(Recorded data)
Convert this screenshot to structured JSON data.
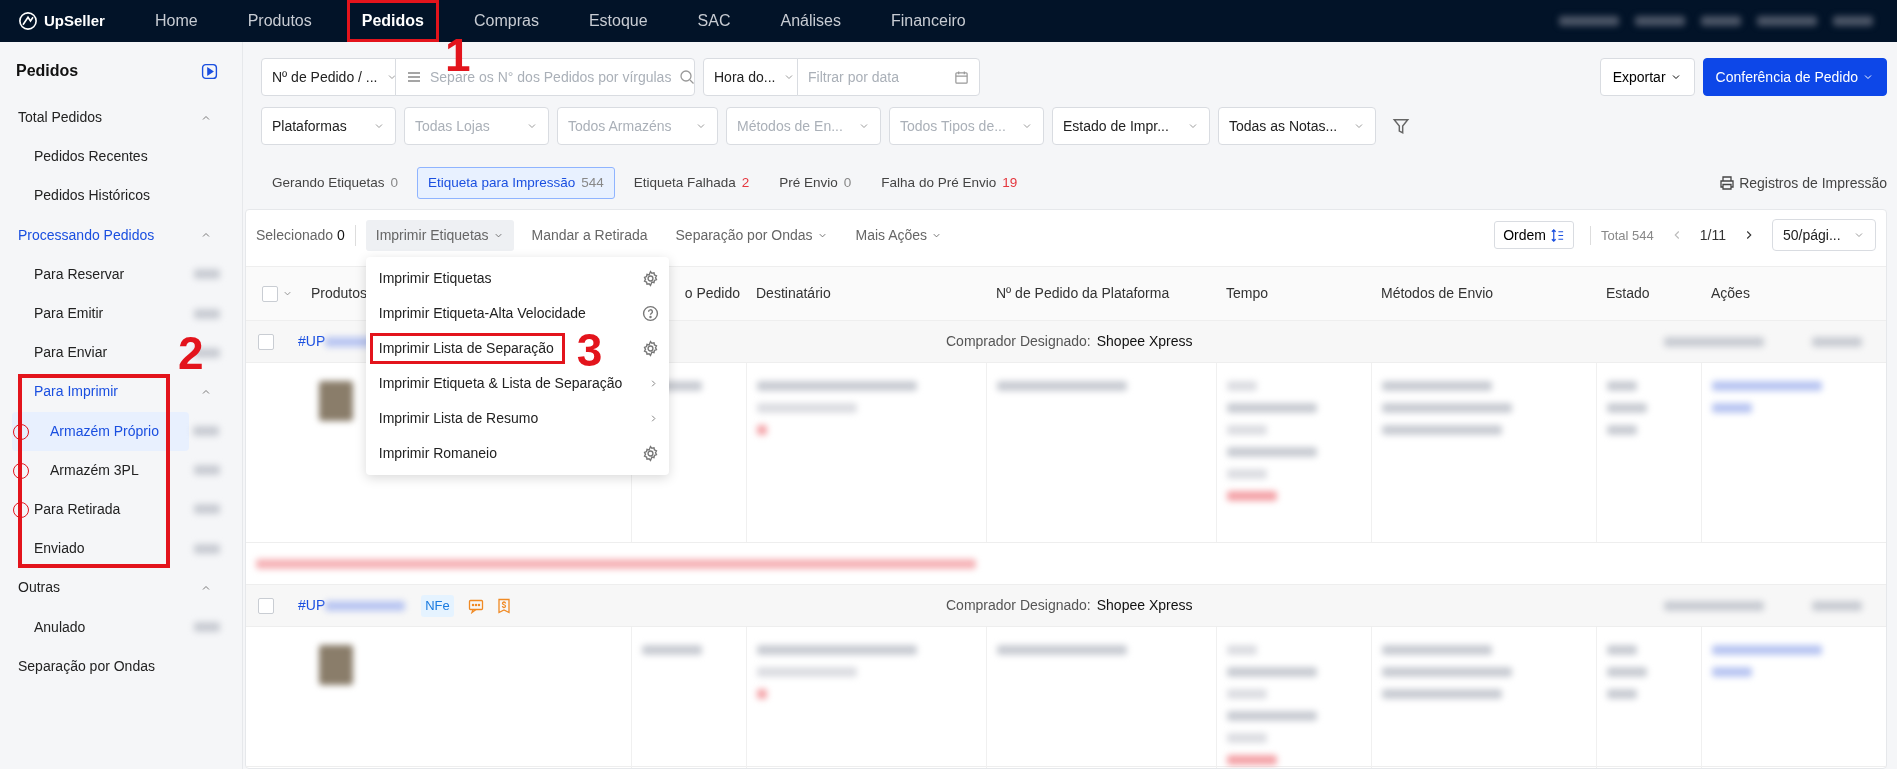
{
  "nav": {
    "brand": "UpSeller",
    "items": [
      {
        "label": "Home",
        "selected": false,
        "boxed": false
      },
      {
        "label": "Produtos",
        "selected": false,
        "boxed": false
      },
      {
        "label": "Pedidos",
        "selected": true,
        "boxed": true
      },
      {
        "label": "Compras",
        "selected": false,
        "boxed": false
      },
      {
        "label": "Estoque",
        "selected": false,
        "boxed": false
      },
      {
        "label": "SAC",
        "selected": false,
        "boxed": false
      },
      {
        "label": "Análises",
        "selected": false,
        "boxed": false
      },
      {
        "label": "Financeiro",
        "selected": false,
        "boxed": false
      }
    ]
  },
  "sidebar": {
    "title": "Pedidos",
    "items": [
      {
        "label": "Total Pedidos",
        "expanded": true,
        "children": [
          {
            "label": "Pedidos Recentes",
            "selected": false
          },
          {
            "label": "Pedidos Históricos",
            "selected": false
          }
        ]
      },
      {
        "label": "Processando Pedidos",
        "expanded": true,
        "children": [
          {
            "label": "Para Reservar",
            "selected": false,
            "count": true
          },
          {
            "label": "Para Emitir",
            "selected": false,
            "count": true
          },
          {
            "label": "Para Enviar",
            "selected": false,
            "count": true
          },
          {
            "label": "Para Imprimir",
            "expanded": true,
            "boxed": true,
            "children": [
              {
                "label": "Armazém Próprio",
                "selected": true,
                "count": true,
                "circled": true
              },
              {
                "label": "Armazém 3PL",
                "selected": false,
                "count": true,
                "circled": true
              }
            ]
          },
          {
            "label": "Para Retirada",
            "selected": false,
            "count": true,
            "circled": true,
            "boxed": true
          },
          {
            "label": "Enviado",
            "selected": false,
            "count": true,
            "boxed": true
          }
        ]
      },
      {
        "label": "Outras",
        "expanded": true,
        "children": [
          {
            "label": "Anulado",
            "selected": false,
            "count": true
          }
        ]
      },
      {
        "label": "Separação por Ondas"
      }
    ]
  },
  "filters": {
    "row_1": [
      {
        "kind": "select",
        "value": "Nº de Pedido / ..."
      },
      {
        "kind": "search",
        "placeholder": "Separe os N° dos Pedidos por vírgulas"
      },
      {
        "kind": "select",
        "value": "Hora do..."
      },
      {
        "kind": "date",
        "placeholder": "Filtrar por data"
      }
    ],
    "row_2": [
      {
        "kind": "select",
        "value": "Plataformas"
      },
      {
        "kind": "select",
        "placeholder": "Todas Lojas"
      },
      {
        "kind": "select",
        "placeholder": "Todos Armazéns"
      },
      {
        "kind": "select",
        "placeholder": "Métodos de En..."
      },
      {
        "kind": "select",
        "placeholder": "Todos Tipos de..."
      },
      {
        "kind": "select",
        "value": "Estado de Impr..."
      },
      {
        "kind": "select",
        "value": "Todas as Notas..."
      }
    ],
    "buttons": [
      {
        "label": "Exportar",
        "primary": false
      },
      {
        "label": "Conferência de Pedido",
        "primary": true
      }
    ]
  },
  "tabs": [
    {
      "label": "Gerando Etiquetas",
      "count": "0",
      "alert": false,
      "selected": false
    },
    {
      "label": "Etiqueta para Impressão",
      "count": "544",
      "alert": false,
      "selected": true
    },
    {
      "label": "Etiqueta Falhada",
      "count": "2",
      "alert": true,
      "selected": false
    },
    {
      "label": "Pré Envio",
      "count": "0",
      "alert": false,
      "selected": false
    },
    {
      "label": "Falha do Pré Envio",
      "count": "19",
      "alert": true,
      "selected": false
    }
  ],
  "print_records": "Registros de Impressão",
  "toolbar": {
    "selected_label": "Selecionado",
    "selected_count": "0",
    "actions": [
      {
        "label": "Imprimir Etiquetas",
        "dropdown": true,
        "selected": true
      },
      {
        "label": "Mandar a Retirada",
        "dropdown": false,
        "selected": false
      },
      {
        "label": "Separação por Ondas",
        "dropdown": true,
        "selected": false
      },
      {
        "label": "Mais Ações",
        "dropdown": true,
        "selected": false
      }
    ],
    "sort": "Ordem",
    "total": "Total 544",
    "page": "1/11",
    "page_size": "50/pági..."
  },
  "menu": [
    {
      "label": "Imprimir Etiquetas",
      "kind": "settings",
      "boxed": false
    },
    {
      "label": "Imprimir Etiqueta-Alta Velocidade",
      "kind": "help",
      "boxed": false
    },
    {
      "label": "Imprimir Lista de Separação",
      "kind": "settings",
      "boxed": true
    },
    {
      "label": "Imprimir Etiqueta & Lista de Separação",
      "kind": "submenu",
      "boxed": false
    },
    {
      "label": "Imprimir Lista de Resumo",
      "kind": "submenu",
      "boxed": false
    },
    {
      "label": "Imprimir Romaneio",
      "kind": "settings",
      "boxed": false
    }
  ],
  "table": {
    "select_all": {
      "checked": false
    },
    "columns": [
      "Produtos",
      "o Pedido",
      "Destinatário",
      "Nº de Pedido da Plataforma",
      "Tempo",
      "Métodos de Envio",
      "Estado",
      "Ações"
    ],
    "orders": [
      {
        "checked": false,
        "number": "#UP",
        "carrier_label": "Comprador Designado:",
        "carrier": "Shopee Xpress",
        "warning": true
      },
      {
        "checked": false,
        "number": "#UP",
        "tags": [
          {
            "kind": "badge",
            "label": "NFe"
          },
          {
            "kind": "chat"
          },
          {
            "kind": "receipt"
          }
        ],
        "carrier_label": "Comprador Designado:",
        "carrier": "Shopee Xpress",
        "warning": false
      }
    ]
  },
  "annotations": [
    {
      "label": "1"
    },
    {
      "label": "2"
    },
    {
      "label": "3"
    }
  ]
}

▶ **TASK DIRECTIONS**:
From the entries above, extract each line containing "Métodos".

▶ **OUTPUT OF THE EXERCISE**:
        "placeholder": "Métodos de En..."
      "Métodos de Envio",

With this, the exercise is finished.